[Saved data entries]
------------------------------------
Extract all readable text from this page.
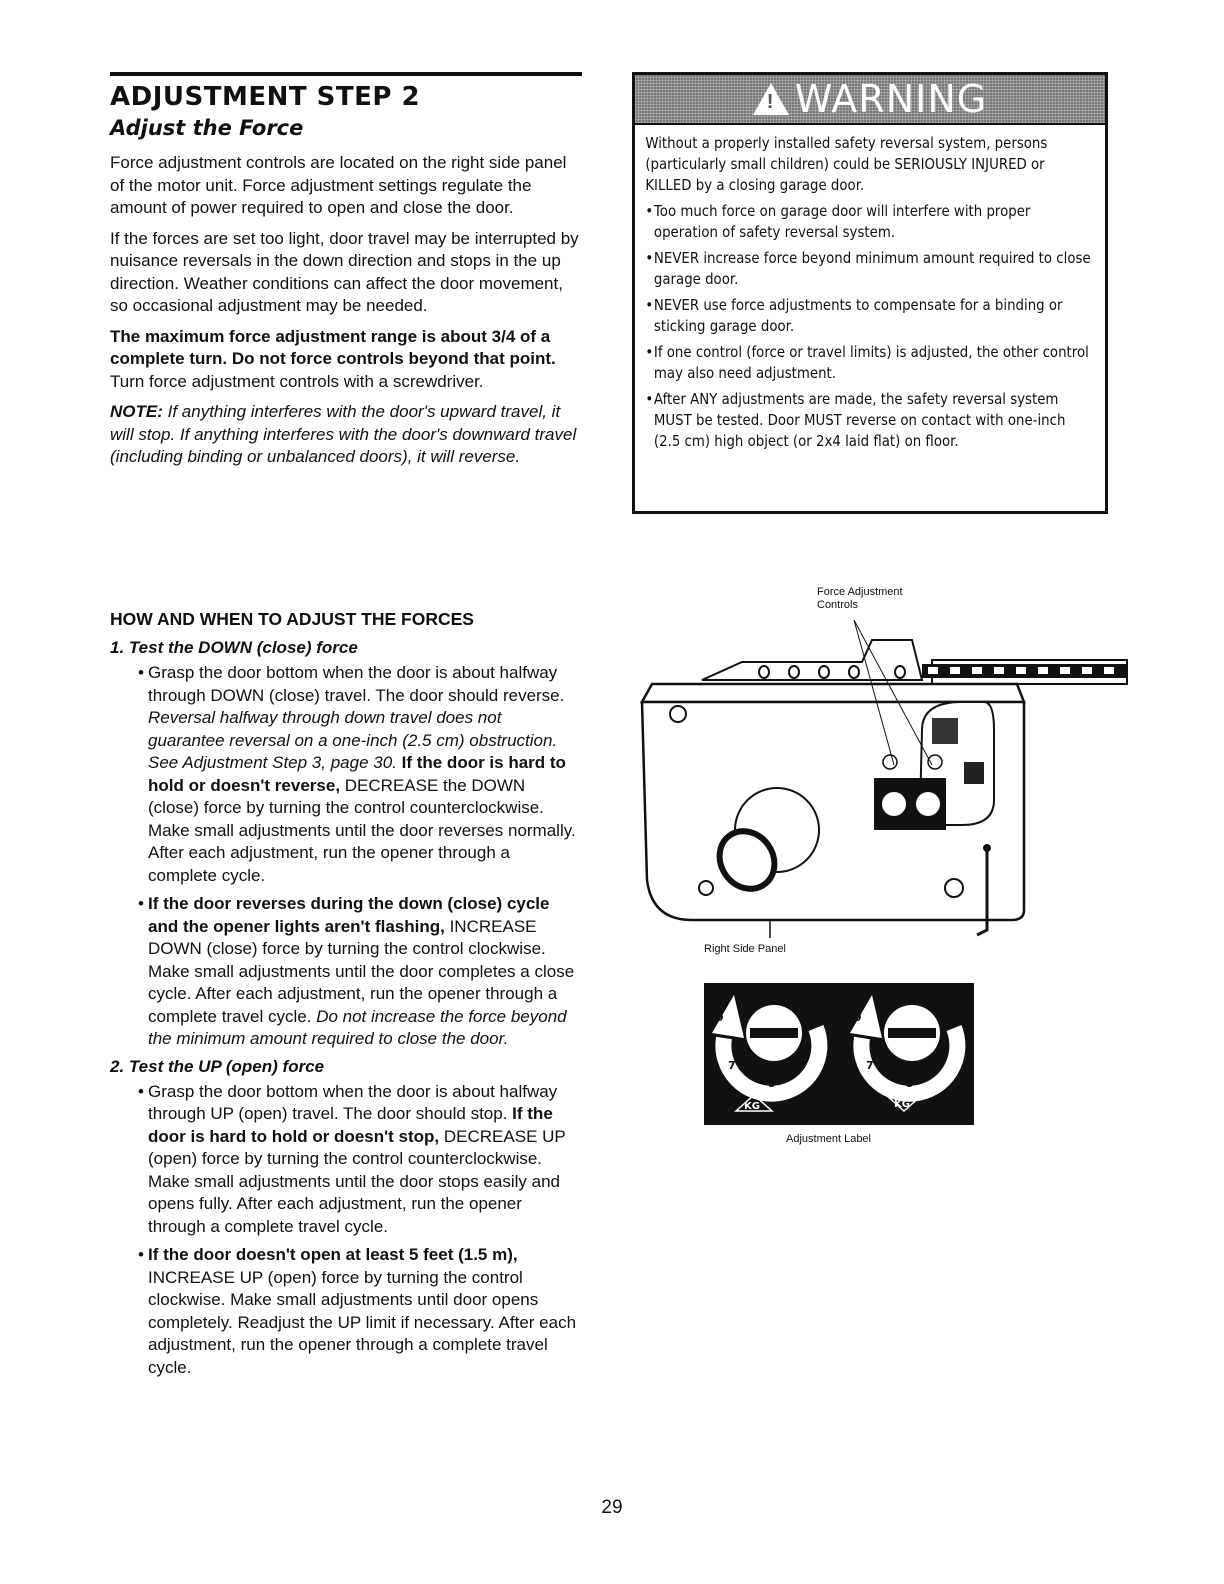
ADJUSTMENT STEP 2
Adjust the Force

Force adjustment controls are located on the right side panel of the motor unit. Force adjustment settings regulate the amount of power required to open and close the door.

If the forces are set too light, door travel may be interrupted by nuisance reversals in the down direction and stops in the up direction. Weather conditions can affect the door movement, so occasional adjustment may be needed.

The maximum force adjustment range is about 3/4 of a complete turn. Do not force controls beyond that point. Turn force adjustment controls with a screwdriver.

NOTE: If anything interferes with the door's upward travel, it will stop. If anything interferes with the door's downward travel (including binding or unbalanced doors), it will reverse.

HOW AND WHEN TO ADJUST THE FORCES
1. Test the DOWN (close) force
• Grasp the door bottom when the door is about halfway through DOWN (close) travel. The door should reverse. Reversal halfway through down travel does not guarantee reversal on a one-inch (2.5 cm) obstruction. See Adjustment Step 3, page 30. If the door is hard to hold or doesn't reverse, DECREASE the DOWN (close) force by turning the control counterclockwise. Make small adjustments until the door reverses normally. After each adjustment, run the opener through a complete cycle.
• If the door reverses during the down (close) cycle and the opener lights aren't flashing, INCREASE DOWN (close) force by turning the control clockwise. Make small adjustments until the door completes a close cycle. After each adjustment, run the opener through a complete travel cycle. Do not increase the force beyond the minimum amount required to close the door.
2. Test the UP (open) force
• Grasp the door bottom when the door is about halfway through UP (open) travel. The door should stop. If the door is hard to hold or doesn't stop, DECREASE UP (open) force by turning the control counterclockwise. Make small adjustments until the door stops easily and opens fully. After each adjustment, run the opener through a complete travel cycle.
• If the door doesn't open at least 5 feet (1.5 m), INCREASE UP (open) force by turning the control clockwise. Make small adjustments until door opens completely. Readjust the UP limit if necessary. After each adjustment, run the opener through a complete travel cycle.
! WARNING

Without a properly installed safety reversal system, persons (particularly small children) could be SERIOUSLY INJURED or KILLED by a closing garage door.

• Too much force on garage door will interfere with proper operation of safety reversal system.
• NEVER increase force beyond minimum amount required to close garage door.
• NEVER use force adjustments to compensate for a binding or sticking garage door.
• If one control (force or travel limits) is adjusted, the other control may also need adjustment.
• After ANY adjustments are made, the safety reversal system MUST be tested. Door MUST reverse on contact with one-inch (2.5 cm) high object (or 2x4 laid flat) on floor.
Force Adjustment
Controls
Right Side Panel
9
7
5
1	9
7
5
1
KG	KG
Adjustment Label
29
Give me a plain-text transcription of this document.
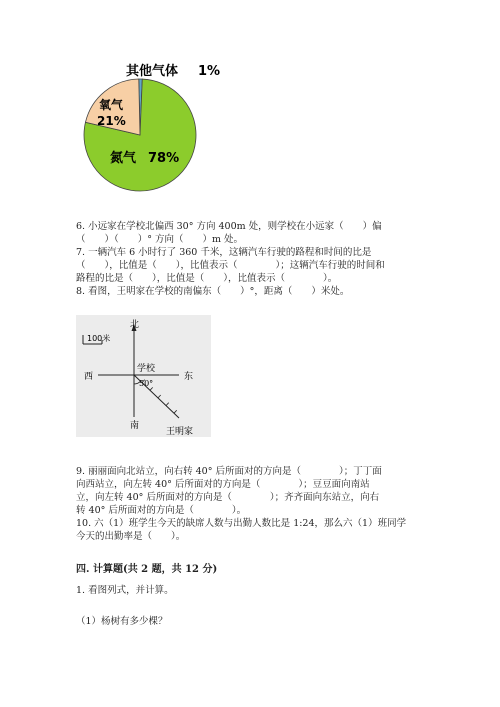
其他气体 1%
氧气
21%
氮气 78%
6. 小远家在学校北偏西 30° 方向 400m 处，则学校在小远家（　　）偏
（　　）（　　）° 方向（　　）m 处。
7. 一辆汽车 6 小时行了 360 千米，这辆汽车行驶的路程和时间的比是
（　　），比值是（　　），比值表示（　　　　）；这辆汽车行驶的时间和
路程的比是（　　），比值是（　　），比值表示（　　　　）。
8. 看图，王明家在学校的南偏东（　　）°，距离（　　）米处。
100米
北
南
西	东
学校
50°
王明家
9. 丽丽面向北站立，向右转 40° 后所面对的方向是（　　　　）；丁丁面
向西站立，向左转 40° 后所面对的方向是（　　　　）；豆豆面向南站
立，向左转 40° 后所面对的方向是（　　　　）；齐齐面向东站立，向右
转 40° 后所面对的方向是（　　　　）。
10. 六（1）班学生今天的缺席人数与出勤人数比是 1:24，那么六（1）班同学
今天的出勤率是（　　）。
四. 计算题(共 2 题，共 12 分)
1. 看图列式，并计算。
（1）杨树有多少棵？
------------------------------------
### Written request
Pick out, from the lines above, every one that contains the string "amount".

### Output of the task
Force adjustment controls are located on the right side panel of the motor unit. Force adjustment settings regulate the amount of power required to open and close the door.
• If the door reverses during the down (close) cycle and the opener lights aren't flashing, INCREASE DOWN (close) force by turning the control clockwise. Make small adjustments until the door completes a close cycle. After each adjustment, run the opener through a complete travel cycle. Do not increase the force beyond the minimum amount required to close the door.
• NEVER increase force beyond minimum amount required to close garage door.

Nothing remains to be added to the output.